WHAT TO DO:
Copy each line below that contains "page".

--- BEGIN RECORDS SUPPLIED ---

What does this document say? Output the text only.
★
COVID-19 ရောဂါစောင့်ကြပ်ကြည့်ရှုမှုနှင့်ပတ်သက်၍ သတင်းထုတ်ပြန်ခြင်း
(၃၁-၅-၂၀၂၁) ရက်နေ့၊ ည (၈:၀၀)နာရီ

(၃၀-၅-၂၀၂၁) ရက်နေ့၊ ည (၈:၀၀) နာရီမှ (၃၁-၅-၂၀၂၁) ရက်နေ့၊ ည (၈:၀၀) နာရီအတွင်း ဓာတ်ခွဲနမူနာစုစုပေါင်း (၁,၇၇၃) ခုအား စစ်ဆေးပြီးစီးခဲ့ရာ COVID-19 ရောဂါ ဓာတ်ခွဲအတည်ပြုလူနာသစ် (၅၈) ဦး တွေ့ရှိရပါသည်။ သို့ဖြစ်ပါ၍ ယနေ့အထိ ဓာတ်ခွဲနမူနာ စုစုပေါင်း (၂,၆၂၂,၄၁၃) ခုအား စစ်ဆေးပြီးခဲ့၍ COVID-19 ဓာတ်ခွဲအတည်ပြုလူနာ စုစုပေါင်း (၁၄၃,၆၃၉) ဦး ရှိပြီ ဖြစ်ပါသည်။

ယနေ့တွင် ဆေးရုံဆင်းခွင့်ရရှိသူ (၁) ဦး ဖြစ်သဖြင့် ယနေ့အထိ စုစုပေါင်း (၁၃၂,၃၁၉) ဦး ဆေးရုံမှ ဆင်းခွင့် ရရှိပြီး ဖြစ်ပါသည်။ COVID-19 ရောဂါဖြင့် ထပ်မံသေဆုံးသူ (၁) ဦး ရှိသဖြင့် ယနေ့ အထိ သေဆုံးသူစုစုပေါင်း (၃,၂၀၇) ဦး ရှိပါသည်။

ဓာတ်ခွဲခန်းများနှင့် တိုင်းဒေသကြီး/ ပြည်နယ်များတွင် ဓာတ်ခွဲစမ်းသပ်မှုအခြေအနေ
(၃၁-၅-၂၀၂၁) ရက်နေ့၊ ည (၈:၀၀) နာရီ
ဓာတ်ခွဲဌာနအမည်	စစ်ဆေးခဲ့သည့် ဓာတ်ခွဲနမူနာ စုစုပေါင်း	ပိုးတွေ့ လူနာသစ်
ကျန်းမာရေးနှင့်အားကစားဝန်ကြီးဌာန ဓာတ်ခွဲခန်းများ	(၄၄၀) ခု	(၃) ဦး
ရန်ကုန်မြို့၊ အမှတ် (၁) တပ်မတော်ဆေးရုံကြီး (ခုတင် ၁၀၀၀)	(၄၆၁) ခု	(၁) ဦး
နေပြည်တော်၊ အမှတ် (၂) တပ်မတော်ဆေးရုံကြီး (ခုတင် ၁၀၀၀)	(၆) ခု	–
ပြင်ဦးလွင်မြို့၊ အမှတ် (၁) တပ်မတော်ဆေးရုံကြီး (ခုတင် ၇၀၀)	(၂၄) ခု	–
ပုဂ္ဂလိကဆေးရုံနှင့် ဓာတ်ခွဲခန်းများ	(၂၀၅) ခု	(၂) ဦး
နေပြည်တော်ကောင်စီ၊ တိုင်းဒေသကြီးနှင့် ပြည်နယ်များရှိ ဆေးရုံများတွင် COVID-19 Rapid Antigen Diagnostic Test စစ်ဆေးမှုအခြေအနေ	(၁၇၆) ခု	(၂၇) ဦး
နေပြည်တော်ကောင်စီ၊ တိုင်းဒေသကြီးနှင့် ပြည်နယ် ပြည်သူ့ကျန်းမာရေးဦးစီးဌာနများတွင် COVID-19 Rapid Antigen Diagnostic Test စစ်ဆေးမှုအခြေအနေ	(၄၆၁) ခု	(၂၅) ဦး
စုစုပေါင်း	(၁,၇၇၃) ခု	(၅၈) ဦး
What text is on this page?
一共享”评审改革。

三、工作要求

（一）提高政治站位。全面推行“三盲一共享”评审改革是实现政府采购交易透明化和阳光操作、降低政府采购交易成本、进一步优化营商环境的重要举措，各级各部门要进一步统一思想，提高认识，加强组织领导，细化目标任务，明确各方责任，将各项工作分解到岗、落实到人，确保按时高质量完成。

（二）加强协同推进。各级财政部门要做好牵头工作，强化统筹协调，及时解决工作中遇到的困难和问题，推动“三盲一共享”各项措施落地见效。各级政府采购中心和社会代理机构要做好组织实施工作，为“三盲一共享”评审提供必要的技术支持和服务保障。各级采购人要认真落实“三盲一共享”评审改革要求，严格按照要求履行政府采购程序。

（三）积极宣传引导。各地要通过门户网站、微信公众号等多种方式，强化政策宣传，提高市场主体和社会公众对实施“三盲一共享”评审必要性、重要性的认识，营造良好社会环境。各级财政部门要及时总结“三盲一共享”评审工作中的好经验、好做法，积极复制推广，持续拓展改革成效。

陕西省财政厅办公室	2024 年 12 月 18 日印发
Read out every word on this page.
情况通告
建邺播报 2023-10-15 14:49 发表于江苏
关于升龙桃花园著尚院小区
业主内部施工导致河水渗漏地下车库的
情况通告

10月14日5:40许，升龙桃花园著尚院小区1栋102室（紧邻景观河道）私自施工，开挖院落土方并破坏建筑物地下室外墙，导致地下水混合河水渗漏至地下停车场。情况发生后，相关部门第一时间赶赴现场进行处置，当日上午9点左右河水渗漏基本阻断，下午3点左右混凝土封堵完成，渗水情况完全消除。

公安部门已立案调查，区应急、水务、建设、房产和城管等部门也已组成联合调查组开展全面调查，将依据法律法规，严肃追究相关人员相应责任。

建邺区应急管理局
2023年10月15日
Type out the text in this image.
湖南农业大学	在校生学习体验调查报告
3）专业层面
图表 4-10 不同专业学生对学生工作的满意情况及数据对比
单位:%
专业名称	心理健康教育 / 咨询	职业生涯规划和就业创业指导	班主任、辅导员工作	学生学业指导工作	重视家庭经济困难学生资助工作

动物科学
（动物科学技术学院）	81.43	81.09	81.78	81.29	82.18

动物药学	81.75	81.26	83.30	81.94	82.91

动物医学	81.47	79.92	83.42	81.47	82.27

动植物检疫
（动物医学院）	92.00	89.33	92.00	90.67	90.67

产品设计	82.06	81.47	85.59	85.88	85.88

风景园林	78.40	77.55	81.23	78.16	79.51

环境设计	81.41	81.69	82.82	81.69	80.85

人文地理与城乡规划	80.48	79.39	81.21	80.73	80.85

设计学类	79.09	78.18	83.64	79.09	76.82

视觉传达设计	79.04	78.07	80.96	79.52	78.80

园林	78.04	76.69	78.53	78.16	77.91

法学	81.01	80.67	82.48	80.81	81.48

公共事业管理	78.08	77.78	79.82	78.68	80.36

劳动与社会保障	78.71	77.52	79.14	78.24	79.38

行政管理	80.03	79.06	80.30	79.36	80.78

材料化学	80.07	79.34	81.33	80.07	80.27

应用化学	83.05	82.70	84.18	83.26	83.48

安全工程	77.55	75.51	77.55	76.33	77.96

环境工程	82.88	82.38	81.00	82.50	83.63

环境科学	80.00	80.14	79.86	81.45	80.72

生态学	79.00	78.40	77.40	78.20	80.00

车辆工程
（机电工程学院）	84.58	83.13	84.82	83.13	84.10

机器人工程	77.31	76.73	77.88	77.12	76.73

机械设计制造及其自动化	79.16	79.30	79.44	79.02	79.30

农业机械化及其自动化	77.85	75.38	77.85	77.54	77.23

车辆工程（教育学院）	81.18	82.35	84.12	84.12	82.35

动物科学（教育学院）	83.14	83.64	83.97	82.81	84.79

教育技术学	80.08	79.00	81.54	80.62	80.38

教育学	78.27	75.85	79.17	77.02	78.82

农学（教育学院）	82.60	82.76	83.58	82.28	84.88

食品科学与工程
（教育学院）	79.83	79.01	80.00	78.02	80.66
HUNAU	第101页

--- END RECORDS SUPPLIED ---

CORRECT OUTPUT:
What text is on this page?
Read out every word on this page.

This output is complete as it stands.